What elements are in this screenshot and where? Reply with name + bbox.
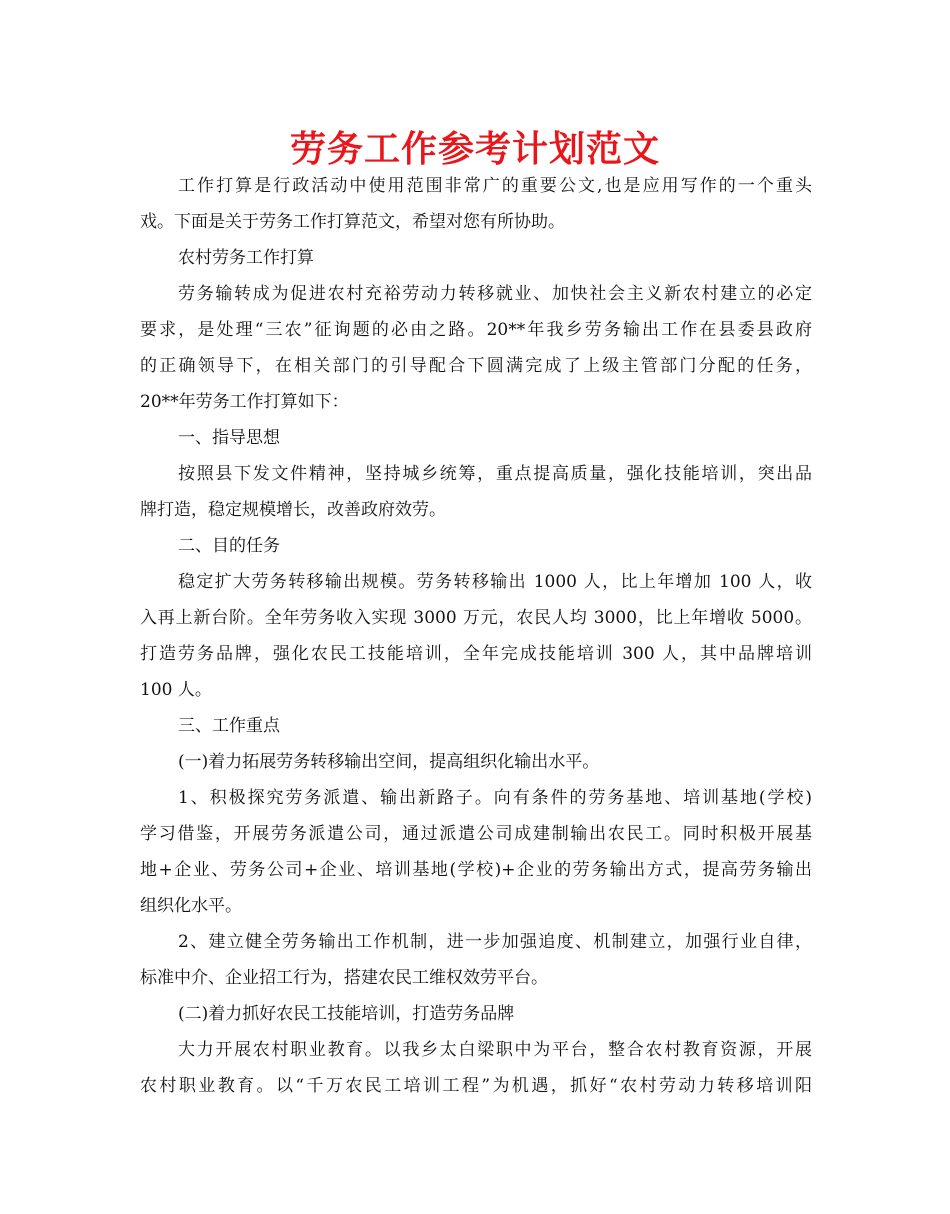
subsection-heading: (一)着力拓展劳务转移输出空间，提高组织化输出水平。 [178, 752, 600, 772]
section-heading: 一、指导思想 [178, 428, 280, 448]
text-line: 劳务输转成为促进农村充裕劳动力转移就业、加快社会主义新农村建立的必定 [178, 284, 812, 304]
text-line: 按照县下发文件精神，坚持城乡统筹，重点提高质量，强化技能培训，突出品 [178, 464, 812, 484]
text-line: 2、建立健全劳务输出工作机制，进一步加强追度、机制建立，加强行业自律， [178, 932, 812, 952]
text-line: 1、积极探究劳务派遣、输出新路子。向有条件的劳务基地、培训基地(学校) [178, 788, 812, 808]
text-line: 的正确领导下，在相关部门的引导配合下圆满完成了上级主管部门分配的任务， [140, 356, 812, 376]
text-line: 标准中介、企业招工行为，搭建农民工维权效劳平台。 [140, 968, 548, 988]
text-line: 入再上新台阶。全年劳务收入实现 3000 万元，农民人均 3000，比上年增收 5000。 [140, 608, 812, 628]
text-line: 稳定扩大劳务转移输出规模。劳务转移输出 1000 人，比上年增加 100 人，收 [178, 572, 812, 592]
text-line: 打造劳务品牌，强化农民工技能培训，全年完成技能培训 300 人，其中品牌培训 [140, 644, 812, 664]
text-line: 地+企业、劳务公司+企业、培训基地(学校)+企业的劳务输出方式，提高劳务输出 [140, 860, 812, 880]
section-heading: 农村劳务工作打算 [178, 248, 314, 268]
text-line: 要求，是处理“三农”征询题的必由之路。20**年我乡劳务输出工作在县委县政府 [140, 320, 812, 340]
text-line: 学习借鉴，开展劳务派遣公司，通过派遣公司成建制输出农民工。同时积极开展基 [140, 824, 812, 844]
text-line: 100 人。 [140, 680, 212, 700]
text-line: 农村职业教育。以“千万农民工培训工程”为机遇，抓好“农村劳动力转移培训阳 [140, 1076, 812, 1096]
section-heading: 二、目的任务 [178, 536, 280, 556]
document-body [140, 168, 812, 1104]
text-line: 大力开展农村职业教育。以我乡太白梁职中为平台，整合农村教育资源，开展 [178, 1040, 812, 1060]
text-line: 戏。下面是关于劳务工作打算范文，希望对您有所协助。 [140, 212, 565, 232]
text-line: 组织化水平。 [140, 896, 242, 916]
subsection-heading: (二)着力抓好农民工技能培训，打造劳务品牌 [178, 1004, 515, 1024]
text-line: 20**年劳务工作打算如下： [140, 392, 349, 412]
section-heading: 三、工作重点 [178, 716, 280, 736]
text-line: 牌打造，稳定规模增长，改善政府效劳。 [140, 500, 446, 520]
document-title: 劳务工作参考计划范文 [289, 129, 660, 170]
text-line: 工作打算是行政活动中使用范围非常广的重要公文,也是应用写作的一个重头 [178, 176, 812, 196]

# # #

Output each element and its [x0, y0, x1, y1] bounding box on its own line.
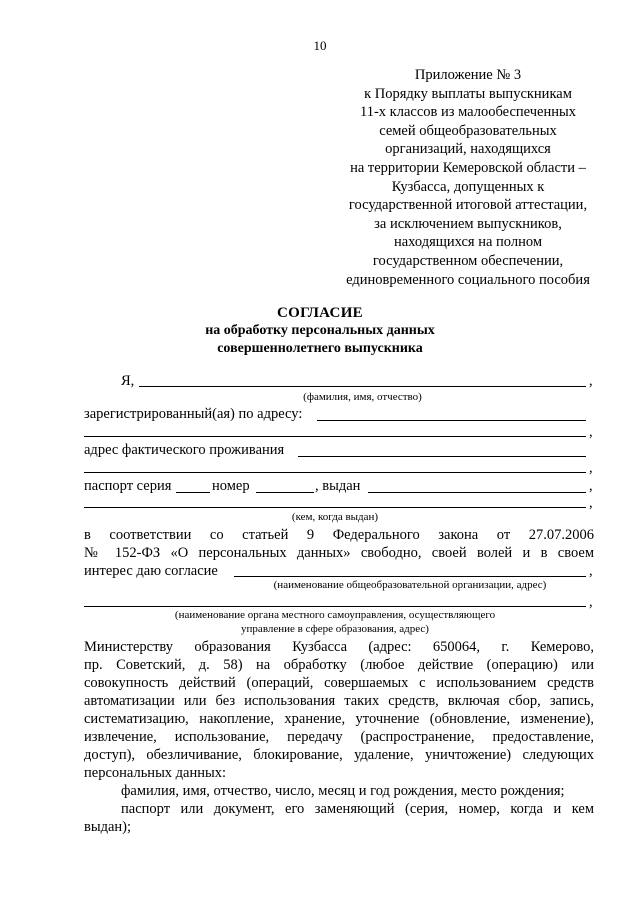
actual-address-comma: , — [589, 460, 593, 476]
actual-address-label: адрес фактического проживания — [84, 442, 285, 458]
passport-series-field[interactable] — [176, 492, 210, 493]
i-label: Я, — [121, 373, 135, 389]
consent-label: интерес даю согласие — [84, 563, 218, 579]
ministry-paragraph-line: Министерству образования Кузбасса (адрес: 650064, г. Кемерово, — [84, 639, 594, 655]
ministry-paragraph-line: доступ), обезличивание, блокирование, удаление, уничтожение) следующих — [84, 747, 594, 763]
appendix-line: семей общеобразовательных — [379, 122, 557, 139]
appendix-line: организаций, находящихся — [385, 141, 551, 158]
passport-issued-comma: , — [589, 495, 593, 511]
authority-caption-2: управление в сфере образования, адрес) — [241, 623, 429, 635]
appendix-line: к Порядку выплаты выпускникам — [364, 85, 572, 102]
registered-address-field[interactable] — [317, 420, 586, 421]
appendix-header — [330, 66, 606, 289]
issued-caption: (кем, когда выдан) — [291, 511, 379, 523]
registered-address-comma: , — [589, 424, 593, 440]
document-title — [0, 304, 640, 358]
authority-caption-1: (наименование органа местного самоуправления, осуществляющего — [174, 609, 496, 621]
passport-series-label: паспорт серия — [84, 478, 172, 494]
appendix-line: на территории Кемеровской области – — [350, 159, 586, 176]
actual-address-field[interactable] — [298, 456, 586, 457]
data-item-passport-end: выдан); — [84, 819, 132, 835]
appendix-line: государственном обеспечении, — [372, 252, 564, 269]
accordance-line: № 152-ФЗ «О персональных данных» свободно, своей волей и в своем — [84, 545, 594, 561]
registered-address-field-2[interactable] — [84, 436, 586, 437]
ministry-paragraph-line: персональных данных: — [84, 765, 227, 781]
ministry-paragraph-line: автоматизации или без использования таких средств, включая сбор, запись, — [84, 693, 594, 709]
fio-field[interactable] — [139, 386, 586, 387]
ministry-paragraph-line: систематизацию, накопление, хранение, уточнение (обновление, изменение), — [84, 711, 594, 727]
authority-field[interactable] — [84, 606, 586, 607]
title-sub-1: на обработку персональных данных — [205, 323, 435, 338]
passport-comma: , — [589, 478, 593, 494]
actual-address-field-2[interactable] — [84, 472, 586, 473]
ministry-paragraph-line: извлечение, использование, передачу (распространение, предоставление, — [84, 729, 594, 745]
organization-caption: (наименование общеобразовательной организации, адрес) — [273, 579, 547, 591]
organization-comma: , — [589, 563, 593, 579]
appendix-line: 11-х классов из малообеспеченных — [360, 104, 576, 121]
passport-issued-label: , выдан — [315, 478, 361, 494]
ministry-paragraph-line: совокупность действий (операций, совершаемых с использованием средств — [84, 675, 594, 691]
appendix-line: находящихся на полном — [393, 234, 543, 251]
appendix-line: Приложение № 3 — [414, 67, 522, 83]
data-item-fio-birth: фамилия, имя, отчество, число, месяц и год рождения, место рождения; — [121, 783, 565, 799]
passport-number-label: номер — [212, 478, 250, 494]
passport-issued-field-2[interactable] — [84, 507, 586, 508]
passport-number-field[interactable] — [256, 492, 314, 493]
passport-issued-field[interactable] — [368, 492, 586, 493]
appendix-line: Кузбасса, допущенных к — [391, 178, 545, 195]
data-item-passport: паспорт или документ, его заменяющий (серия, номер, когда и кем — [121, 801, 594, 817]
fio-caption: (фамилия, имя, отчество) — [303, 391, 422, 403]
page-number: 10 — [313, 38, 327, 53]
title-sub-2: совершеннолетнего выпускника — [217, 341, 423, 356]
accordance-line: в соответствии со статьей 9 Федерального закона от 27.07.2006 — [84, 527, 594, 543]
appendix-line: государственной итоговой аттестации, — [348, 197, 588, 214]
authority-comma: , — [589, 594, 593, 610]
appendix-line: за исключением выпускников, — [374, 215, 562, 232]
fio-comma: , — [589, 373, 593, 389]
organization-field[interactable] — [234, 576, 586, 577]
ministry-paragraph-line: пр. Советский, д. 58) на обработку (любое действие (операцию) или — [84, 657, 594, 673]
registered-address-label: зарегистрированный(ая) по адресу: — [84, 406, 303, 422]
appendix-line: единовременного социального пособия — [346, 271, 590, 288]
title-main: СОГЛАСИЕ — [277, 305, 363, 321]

# # #

• Objective:
Rewrite the material from the line with "What elements are" up to and including the line with "176, 812, 196]", changing every "text-line" to "paragraph-line" and keeping everything else the same. Leave the picture out of your answer.

• Task result:
What elements are in this screenshot and where? Reply with name + bbox.
subsection-heading: (一)着力拓展劳务转移输出空间，提高组织化输出水平。 [178, 752, 600, 772]
section-heading: 一、指导思想 [178, 428, 280, 448]
paragraph-line: 劳务输转成为促进农村充裕劳动力转移就业、加快社会主义新农村建立的必定 [178, 284, 812, 304]
paragraph-line: 按照县下发文件精神，坚持城乡统筹，重点提高质量，强化技能培训，突出品 [178, 464, 812, 484]
paragraph-line: 2、建立健全劳务输出工作机制，进一步加强追度、机制建立，加强行业自律， [178, 932, 812, 952]
paragraph-line: 1、积极探究劳务派遣、输出新路子。向有条件的劳务基地、培训基地(学校) [178, 788, 812, 808]
paragraph-line: 的正确领导下，在相关部门的引导配合下圆满完成了上级主管部门分配的任务， [140, 356, 812, 376]
paragraph-line: 标准中介、企业招工行为，搭建农民工维权效劳平台。 [140, 968, 548, 988]
paragraph-line: 入再上新台阶。全年劳务收入实现 3000 万元，农民人均 3000，比上年增收 5000。 [140, 608, 812, 628]
paragraph-line: 稳定扩大劳务转移输出规模。劳务转移输出 1000 人，比上年增加 100 人，收 [178, 572, 812, 592]
paragraph-line: 打造劳务品牌，强化农民工技能培训，全年完成技能培训 300 人，其中品牌培训 [140, 644, 812, 664]
paragraph-line: 地+企业、劳务公司+企业、培训基地(学校)+企业的劳务输出方式，提高劳务输出 [140, 860, 812, 880]
section-heading: 农村劳务工作打算 [178, 248, 314, 268]
paragraph-line: 要求，是处理“三农”征询题的必由之路。20**年我乡劳务输出工作在县委县政府 [140, 320, 812, 340]
paragraph-line: 学习借鉴，开展劳务派遣公司，通过派遣公司成建制输出农民工。同时积极开展基 [140, 824, 812, 844]
paragraph-line: 100 人。 [140, 680, 212, 700]
paragraph-line: 农村职业教育。以“千万农民工培训工程”为机遇，抓好“农村劳动力转移培训阳 [140, 1076, 812, 1096]
section-heading: 二、目的任务 [178, 536, 280, 556]
document-body [140, 168, 812, 1104]
paragraph-line: 大力开展农村职业教育。以我乡太白梁职中为平台，整合农村教育资源，开展 [178, 1040, 812, 1060]
paragraph-line: 戏。下面是关于劳务工作打算范文，希望对您有所协助。 [140, 212, 565, 232]
paragraph-line: 组织化水平。 [140, 896, 242, 916]
subsection-heading: (二)着力抓好农民工技能培训，打造劳务品牌 [178, 1004, 515, 1024]
paragraph-line: 20**年劳务工作打算如下： [140, 392, 349, 412]
section-heading: 三、工作重点 [178, 716, 280, 736]
paragraph-line: 牌打造，稳定规模增长，改善政府效劳。 [140, 500, 446, 520]
document-title: 劳务工作参考计划范文 [289, 129, 660, 170]
paragraph-line: 工作打算是行政活动中使用范围非常广的重要公文,也是应用写作的一个重头 [178, 176, 812, 196]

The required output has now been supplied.